Written problem: Check each line of the data below for the word "Delete", then extract the ones that have it.

Data excerpts

□ □ □ □ □ □ □

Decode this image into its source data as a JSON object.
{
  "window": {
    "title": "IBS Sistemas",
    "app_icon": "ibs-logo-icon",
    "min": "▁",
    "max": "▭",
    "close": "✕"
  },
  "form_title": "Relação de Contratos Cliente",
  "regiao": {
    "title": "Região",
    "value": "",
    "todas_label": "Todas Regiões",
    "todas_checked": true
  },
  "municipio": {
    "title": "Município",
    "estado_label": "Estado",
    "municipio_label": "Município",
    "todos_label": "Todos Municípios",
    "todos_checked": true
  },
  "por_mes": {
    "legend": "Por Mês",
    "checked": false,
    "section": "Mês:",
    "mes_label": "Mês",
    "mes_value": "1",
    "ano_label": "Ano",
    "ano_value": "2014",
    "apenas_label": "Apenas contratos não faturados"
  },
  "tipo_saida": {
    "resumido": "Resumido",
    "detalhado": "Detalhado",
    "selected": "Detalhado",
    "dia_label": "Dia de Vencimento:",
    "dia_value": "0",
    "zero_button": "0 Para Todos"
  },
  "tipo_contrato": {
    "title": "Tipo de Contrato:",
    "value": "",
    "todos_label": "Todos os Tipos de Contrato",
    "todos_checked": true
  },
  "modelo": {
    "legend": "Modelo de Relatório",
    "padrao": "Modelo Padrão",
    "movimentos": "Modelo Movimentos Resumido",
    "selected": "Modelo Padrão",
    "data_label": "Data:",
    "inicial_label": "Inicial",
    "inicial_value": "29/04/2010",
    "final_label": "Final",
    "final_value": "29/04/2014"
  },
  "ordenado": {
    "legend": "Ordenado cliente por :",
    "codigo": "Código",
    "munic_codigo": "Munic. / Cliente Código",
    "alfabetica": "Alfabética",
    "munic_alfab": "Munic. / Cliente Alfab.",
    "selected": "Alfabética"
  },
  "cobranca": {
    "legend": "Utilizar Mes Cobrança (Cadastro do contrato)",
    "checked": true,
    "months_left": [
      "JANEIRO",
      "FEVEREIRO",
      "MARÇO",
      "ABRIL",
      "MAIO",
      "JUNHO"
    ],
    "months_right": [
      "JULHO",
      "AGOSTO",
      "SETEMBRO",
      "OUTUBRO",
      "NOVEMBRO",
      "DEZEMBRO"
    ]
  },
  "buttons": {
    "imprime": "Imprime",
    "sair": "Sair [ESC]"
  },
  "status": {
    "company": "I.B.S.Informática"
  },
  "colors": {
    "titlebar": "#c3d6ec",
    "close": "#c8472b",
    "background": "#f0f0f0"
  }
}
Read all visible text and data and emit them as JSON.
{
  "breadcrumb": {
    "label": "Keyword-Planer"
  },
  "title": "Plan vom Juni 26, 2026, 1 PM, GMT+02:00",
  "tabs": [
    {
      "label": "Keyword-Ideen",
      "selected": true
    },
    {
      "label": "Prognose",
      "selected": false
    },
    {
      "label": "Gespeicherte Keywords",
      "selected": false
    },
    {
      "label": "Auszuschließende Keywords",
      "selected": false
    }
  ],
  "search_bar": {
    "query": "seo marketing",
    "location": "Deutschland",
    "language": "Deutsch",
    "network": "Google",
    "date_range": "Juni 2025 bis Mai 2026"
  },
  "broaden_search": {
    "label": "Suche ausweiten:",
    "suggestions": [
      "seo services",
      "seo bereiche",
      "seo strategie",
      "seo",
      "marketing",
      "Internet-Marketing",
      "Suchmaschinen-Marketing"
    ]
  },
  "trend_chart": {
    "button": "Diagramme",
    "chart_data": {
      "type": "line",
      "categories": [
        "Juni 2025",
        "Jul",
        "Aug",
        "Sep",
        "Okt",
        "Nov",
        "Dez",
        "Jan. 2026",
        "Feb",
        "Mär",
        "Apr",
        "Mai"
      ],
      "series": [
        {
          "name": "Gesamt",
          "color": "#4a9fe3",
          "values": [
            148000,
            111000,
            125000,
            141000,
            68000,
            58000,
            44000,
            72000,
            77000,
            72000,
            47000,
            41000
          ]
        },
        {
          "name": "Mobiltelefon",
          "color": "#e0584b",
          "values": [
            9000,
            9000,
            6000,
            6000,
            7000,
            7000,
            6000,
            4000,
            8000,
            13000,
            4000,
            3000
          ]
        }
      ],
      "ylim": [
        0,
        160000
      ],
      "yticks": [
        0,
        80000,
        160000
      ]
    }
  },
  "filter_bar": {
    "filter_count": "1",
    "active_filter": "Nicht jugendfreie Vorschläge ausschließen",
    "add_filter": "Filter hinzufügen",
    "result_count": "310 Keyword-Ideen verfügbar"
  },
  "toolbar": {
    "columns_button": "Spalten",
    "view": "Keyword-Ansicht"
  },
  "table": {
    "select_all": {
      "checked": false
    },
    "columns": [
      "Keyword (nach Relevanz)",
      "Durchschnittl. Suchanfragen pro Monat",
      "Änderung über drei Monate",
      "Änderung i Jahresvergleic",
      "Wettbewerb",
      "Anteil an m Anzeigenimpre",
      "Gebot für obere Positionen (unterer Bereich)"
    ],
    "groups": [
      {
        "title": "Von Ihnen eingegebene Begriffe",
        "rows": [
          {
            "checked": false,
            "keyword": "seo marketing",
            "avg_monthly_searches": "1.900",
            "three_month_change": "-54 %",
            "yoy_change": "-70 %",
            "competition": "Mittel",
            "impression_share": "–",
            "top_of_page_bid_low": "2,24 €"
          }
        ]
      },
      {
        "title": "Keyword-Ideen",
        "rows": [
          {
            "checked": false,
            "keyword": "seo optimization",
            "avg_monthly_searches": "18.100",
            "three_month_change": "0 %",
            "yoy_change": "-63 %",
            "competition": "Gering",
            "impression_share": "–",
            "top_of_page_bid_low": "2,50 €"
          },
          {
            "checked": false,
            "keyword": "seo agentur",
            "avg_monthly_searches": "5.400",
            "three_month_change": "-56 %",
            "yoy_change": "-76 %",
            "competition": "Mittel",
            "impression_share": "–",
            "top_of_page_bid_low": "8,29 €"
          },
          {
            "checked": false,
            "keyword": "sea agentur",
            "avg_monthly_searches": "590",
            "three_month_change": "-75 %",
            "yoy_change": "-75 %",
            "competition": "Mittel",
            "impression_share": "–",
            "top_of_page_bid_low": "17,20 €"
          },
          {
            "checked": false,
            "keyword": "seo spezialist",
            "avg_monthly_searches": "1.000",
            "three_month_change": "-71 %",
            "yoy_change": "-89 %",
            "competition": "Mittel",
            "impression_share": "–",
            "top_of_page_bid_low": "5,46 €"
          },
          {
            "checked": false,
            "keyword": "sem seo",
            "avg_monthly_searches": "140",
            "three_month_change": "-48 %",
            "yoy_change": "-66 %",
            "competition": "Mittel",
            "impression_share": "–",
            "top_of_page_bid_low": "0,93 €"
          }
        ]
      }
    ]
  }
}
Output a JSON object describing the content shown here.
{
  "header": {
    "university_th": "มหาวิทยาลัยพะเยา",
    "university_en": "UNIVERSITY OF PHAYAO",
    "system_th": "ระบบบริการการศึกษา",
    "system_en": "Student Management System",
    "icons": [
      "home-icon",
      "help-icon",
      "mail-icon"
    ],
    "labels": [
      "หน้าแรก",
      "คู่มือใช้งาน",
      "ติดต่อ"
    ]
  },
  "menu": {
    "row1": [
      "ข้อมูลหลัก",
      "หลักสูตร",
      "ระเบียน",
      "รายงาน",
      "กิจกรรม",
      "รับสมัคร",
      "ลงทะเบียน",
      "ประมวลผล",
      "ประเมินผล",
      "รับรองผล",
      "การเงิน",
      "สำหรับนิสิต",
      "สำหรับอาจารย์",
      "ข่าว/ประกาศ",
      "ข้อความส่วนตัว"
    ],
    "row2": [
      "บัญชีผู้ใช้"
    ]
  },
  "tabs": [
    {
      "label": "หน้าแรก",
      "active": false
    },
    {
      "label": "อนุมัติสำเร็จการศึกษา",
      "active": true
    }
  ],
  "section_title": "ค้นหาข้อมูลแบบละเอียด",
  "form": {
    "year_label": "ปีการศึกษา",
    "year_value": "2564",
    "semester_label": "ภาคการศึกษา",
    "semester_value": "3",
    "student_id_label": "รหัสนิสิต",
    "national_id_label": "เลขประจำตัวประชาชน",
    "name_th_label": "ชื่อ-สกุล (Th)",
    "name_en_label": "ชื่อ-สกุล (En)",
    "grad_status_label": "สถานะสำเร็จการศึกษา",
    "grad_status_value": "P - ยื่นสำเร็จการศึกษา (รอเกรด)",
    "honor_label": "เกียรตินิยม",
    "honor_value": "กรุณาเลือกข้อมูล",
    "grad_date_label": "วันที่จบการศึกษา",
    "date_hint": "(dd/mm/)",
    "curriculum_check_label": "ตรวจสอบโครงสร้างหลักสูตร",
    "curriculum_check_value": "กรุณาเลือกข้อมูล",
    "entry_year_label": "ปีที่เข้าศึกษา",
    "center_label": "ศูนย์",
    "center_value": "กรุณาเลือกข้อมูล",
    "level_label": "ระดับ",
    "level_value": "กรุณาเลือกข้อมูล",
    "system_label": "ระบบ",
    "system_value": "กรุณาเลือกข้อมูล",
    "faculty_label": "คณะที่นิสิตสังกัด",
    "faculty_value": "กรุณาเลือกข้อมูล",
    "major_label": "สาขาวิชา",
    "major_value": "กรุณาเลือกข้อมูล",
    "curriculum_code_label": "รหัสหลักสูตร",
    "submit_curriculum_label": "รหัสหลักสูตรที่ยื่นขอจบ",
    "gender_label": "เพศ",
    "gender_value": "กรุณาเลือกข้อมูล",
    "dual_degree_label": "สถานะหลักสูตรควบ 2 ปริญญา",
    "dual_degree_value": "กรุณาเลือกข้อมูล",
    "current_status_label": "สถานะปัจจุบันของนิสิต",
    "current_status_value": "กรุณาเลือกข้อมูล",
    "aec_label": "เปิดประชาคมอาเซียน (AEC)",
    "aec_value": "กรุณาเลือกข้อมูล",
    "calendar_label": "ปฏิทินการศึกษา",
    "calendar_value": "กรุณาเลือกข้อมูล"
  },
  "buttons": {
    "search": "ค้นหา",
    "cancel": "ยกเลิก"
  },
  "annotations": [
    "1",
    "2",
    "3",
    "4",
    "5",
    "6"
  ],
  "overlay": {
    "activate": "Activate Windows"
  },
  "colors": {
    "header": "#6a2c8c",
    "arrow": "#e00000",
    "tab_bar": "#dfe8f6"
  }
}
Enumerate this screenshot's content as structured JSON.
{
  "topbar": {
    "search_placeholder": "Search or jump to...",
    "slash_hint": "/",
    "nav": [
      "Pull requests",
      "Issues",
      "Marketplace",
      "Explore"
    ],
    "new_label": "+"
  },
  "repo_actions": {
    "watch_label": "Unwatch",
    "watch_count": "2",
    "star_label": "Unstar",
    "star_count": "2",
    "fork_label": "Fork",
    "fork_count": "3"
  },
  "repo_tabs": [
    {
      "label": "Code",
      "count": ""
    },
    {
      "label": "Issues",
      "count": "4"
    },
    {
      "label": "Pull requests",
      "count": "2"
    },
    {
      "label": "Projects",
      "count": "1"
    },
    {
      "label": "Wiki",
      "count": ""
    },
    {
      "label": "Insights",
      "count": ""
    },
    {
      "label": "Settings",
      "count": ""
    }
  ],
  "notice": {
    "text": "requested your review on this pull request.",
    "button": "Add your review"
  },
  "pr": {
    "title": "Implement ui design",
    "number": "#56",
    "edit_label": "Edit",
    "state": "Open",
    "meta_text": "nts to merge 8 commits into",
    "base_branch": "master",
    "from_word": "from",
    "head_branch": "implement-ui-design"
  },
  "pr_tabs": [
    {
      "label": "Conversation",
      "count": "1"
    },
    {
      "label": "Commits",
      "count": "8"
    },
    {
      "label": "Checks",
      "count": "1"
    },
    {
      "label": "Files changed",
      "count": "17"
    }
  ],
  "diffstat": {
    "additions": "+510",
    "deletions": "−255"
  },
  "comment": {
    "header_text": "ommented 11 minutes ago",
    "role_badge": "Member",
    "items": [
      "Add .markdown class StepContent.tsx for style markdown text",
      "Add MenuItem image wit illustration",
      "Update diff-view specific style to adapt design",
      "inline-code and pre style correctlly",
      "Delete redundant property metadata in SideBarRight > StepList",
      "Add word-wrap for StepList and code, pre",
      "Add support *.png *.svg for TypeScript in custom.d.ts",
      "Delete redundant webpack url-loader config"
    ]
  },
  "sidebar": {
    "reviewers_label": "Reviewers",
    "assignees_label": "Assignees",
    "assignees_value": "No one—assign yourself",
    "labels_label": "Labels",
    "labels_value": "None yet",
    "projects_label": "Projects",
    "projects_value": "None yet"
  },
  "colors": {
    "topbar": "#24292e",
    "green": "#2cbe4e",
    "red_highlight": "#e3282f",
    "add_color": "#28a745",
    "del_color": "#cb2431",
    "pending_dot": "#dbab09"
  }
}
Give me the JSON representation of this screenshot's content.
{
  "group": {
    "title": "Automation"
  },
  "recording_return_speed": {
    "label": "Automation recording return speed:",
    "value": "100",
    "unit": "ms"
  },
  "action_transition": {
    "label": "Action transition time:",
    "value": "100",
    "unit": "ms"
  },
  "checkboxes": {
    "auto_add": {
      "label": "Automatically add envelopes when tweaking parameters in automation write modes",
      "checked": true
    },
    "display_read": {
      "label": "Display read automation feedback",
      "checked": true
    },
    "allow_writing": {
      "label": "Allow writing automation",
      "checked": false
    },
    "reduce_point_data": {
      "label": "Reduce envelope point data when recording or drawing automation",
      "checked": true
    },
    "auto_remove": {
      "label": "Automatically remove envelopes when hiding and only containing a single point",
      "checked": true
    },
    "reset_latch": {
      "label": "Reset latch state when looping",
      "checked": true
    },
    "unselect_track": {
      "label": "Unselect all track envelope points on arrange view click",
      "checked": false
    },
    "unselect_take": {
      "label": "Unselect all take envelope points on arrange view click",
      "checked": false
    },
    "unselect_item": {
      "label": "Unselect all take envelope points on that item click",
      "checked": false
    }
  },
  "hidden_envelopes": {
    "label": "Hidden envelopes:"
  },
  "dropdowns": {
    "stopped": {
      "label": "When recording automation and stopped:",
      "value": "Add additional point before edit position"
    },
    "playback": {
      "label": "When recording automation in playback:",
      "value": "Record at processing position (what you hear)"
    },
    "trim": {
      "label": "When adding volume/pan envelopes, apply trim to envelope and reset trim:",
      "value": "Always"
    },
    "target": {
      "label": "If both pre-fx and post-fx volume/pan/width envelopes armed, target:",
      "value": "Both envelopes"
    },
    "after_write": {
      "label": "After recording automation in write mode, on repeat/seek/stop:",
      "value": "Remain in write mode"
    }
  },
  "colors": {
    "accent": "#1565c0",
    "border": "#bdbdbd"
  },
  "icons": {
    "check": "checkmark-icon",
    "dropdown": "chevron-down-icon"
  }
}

□ □ □ □ □ □ □

Final result:
      "Delete redundant property metadata in SideBarRight > StepList",
      "Delete redundant webpack url-loader config"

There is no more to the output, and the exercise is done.